*What you will do:*
Return the listing word for word, as given.

*Input for this task:*
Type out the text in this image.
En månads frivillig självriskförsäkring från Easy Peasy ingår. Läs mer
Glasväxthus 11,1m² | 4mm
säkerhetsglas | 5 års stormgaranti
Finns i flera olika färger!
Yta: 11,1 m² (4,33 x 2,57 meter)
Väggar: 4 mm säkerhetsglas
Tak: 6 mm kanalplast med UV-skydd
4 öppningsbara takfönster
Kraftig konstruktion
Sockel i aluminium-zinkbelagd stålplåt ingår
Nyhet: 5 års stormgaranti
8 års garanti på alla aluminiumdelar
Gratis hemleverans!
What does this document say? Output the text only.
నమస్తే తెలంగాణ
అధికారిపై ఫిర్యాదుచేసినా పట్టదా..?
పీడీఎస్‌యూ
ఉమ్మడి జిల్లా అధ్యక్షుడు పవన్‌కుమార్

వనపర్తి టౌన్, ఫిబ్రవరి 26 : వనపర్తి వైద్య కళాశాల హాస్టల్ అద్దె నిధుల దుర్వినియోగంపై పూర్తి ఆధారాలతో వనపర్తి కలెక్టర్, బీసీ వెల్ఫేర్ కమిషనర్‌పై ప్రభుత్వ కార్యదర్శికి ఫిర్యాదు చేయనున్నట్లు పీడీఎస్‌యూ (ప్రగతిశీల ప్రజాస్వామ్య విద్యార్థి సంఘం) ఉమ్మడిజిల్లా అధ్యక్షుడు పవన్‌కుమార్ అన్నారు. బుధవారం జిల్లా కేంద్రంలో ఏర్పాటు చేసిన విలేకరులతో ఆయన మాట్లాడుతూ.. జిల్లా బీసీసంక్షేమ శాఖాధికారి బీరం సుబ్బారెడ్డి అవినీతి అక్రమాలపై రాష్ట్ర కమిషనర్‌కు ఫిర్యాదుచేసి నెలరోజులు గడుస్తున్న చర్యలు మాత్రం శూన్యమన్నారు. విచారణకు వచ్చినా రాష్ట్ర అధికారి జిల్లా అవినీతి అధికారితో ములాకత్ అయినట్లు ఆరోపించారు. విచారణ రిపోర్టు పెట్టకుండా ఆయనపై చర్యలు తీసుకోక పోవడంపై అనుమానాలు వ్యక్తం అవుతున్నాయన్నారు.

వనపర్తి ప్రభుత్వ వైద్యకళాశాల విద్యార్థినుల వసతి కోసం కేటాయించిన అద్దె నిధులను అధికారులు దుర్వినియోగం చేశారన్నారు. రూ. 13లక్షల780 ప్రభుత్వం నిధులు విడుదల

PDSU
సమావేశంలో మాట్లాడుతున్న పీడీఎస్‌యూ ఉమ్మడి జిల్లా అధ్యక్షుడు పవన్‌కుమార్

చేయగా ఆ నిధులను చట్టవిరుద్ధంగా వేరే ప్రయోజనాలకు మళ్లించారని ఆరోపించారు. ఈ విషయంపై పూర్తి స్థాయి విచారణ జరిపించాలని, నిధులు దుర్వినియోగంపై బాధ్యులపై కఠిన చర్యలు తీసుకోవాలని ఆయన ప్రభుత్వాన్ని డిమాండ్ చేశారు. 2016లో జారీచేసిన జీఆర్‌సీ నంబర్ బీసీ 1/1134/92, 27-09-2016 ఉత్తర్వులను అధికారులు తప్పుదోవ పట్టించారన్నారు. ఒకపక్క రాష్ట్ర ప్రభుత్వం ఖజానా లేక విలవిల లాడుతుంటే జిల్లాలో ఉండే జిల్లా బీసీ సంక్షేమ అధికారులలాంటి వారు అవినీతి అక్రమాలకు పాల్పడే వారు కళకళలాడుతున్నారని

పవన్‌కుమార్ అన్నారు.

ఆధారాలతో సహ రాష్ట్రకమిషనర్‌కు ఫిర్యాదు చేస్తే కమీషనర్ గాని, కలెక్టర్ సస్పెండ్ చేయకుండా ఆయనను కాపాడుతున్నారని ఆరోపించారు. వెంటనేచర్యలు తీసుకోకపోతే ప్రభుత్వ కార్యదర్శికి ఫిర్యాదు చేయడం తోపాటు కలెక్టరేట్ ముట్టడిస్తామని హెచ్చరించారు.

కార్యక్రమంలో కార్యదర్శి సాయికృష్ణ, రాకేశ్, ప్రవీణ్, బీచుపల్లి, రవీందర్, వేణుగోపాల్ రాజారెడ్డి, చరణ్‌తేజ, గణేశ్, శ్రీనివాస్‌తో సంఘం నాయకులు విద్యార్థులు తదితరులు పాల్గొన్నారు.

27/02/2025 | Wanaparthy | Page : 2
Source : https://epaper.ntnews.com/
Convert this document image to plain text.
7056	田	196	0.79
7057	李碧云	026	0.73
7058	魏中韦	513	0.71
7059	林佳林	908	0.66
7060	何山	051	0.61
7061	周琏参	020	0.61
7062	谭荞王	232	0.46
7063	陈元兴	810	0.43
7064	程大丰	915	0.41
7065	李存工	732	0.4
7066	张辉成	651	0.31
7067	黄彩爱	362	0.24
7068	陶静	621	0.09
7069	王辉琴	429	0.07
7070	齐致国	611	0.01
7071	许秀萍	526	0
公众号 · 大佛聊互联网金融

*Answer for this exercise:*
Type out the text in this image.
En månads frivillig självriskförsäkring från Easy Peasy ingår. Läs mer
Glasväxthus 11,1m² | 4mm
säkerhetsglas | 5 års stormgaranti
Finns i flera olika färger!
Yta: 11,1 m² (4,33 x 2,57 meter)
Väggar: 4 mm säkerhetsglas
Tak: 6 mm kanalplast med UV-skydd
4 öppningsbara takfönster
Kraftig konstruktion
Sockel i aluminium-zinkbelagd stålplåt ingår
Nyhet: 5 års stormgaranti
8 års garanti på alla aluminiumdelar
Gratis hemleverans!
What does this document say? Output the text only.
నమస్తే తెలంగాణ
అధికారిపై ఫిర్యాదుచేసినా పట్టదా..?
పీడీఎస్‌యూ
ఉమ్మడి జిల్లా అధ్యక్షుడు పవన్‌కుమార్

వనపర్తి టౌన్, ఫిబ్రవరి 26 : వనపర్తి వైద్య కళాశాల హాస్టల్ అద్దె నిధుల దుర్వినియోగంపై పూర్తి ఆధారాలతో వనపర్తి కలెక్టర్, బీసీ వెల్ఫేర్ కమిషనర్‌పై ప్రభుత్వ కార్యదర్శికి ఫిర్యాదు చేయనున్నట్లు పీడీఎస్‌యూ (ప్రగతిశీల ప్రజాస్వామ్య విద్యార్థి సంఘం) ఉమ్మడిజిల్లా అధ్యక్షుడు పవన్‌కుమార్ అన్నారు. బుధవారం జిల్లా కేంద్రంలో ఏర్పాటు చేసిన విలేకరులతో ఆయన మాట్లాడుతూ.. జిల్లా బీసీసంక్షేమ శాఖాధికారి బీరం సుబ్బారెడ్డి అవినీతి అక్రమాలపై రాష్ట్ర కమిషనర్‌కు ఫిర్యాదుచేసి నెలరోజులు గడుస్తున్న చర్యలు మాత్రం శూన్యమన్నారు. విచారణకు వచ్చినా రాష్ట్ర అధికారి జిల్లా అవినీతి అధికారితో ములాకత్ అయినట్లు ఆరోపించారు. విచారణ రిపోర్టు పెట్టకుండా ఆయనపై చర్యలు తీసుకోక పోవడంపై అనుమానాలు వ్యక్తం అవుతున్నాయన్నారు.

వనపర్తి ప్రభుత్వ వైద్యకళాశాల విద్యార్థినుల వసతి కోసం కేటాయించిన అద్దె నిధులను అధికారులు దుర్వినియోగం చేశారన్నారు. రూ. 13లక్షల780 ప్రభుత్వం నిధులు విడుదల

PDSU
సమావేశంలో మాట్లాడుతున్న పీడీఎస్‌యూ ఉమ్మడి జిల్లా అధ్యక్షుడు పవన్‌కుమార్

చేయగా ఆ నిధులను చట్టవిరుద్ధంగా వేరే ప్రయోజనాలకు మళ్లించారని ఆరోపించారు. ఈ విషయంపై పూర్తి స్థాయి విచారణ జరిపించాలని, నిధులు దుర్వినియోగంపై బాధ్యులపై కఠిన చర్యలు తీసుకోవాలని ఆయన ప్రభుత్వాన్ని డిమాండ్ చేశారు. 2016లో జారీచేసిన జీఆర్‌సీ నంబర్ బీసీ 1/1134/92, 27-09-2016 ఉత్తర్వులను అధికారులు తప్పుదోవ పట్టించారన్నారు. ఒకపక్క రాష్ట్ర ప్రభుత్వం ఖజానా లేక విలవిల లాడుతుంటే జిల్లాలో ఉండే జిల్లా బీసీ సంక్షేమ అధికారులలాంటి వారు అవినీతి అక్రమాలకు పాల్పడే వారు కళకళలాడుతున్నారని

పవన్‌కుమార్ అన్నారు.

ఆధారాలతో సహ రాష్ట్రకమిషనర్‌కు ఫిర్యాదు చేస్తే కమీషనర్ గాని, కలెక్టర్ సస్పెండ్ చేయకుండా ఆయనను కాపాడుతున్నారని ఆరోపించారు. వెంటనేచర్యలు తీసుకోకపోతే ప్రభుత్వ కార్యదర్శికి ఫిర్యాదు చేయడం తోపాటు కలెక్టరేట్ ముట్టడిస్తామని హెచ్చరించారు.

కార్యక్రమంలో కార్యదర్శి సాయికృష్ణ, రాకేశ్, ప్రవీణ్, బీచుపల్లి, రవీందర్, వేణుగోపాల్ రాజారెడ్డి, చరణ్‌తేజ, గణేశ్, శ్రీనివాస్‌తో సంఘం నాయకులు విద్యార్థులు తదితరులు పాల్గొన్నారు.

27/02/2025 | Wanaparthy | Page : 2
Source : https://epaper.ntnews.com/
Convert this document image to plain text.
7056	田	196	0.79
7057	李碧云	026	0.73
7058	魏中韦	513	0.71
7059	林佳林	908	0.66
7060	何山	051	0.61
7061	周琏参	020	0.61
7062	谭荞王	232	0.46
7063	陈元兴	810	0.43
7064	程大丰	915	0.41
7065	李存工	732	0.4
7066	张辉成	651	0.31
7067	黄彩爱	362	0.24
7068	陶静	621	0.09
7069	王辉琴	429	0.07
7070	齐致国	611	0.01
7071	许秀萍	526	0
公众号 · 大佛聊互联网金融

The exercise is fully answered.